--- BEGIN Given information ---
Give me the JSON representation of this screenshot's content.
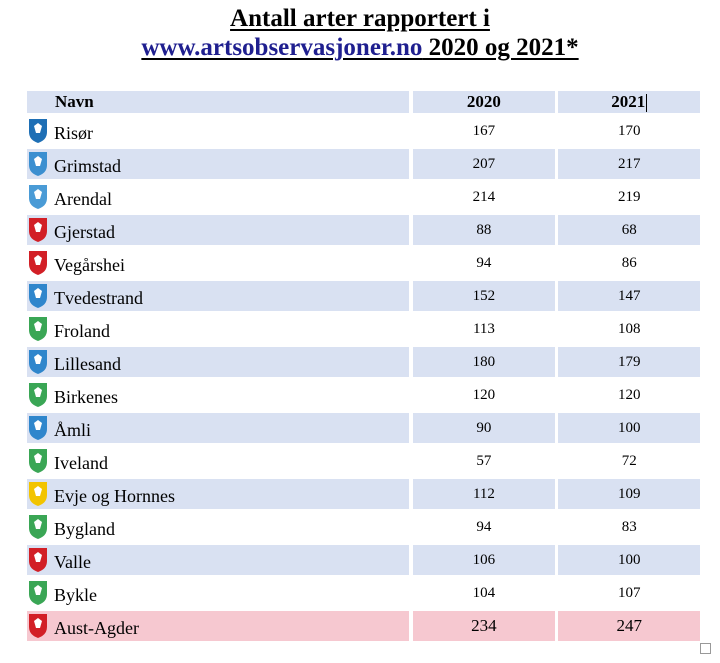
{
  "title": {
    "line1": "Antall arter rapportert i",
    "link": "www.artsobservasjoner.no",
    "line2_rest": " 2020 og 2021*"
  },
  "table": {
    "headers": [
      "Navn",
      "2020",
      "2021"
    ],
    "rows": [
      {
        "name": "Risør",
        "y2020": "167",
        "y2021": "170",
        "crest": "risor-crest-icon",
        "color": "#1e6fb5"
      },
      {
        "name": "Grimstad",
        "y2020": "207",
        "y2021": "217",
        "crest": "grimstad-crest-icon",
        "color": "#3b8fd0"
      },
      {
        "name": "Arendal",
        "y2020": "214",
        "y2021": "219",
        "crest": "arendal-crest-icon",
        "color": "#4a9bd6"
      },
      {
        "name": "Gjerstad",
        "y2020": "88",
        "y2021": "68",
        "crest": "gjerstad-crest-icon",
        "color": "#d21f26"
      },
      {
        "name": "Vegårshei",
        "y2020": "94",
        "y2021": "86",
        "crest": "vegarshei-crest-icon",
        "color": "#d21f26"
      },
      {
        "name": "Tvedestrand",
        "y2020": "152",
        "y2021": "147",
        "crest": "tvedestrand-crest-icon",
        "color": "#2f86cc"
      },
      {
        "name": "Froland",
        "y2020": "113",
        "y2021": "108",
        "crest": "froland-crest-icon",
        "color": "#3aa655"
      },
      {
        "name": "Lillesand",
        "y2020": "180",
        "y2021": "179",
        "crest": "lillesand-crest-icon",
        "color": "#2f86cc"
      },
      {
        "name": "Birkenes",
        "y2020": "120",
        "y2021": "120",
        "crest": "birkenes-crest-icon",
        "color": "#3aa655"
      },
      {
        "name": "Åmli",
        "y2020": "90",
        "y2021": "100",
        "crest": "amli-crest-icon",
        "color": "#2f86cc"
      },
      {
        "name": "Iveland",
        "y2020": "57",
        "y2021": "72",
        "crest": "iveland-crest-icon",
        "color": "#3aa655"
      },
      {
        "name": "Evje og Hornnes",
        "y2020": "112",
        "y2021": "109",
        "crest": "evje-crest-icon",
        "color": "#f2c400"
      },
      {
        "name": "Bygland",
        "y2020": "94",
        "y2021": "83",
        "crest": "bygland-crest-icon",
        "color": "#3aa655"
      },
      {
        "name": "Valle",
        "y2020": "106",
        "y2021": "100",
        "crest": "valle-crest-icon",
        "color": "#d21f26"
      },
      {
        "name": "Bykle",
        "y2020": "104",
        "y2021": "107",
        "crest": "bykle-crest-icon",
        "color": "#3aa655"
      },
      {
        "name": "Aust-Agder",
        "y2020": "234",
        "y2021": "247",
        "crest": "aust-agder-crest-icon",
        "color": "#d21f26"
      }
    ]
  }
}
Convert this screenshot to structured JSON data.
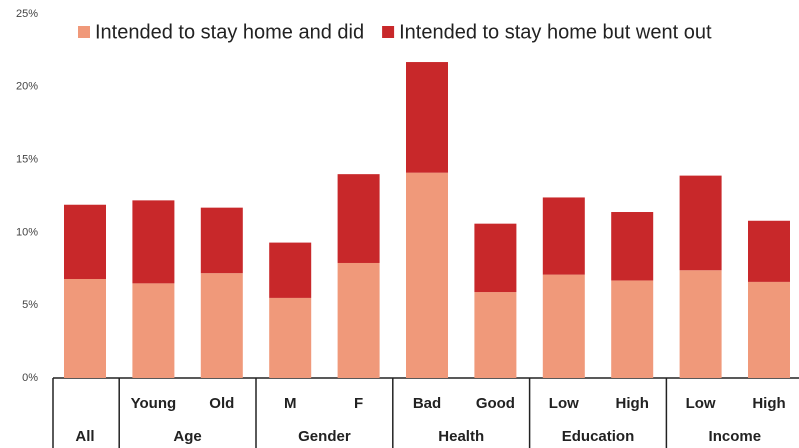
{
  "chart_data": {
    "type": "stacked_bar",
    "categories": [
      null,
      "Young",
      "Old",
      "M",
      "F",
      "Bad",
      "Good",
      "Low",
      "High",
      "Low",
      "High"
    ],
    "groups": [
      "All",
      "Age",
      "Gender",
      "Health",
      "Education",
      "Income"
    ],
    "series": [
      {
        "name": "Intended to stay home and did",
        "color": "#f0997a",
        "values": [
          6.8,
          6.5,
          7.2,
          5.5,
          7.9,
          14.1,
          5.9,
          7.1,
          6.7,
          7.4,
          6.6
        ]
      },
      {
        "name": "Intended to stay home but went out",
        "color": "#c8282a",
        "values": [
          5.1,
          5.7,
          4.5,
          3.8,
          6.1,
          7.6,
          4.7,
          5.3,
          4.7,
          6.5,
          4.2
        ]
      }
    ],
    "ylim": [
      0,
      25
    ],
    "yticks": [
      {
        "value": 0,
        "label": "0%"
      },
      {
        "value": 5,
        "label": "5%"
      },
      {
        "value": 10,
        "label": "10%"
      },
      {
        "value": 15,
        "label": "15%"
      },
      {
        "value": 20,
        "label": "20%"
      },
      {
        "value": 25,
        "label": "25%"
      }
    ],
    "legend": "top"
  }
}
--- END Given information ---
**Task prompt**
Copy all lines from the data that hold the word "Intended".

**Result of this task**
        "name": "Intended to stay home and did",
        "name": "Intended to stay home but went out",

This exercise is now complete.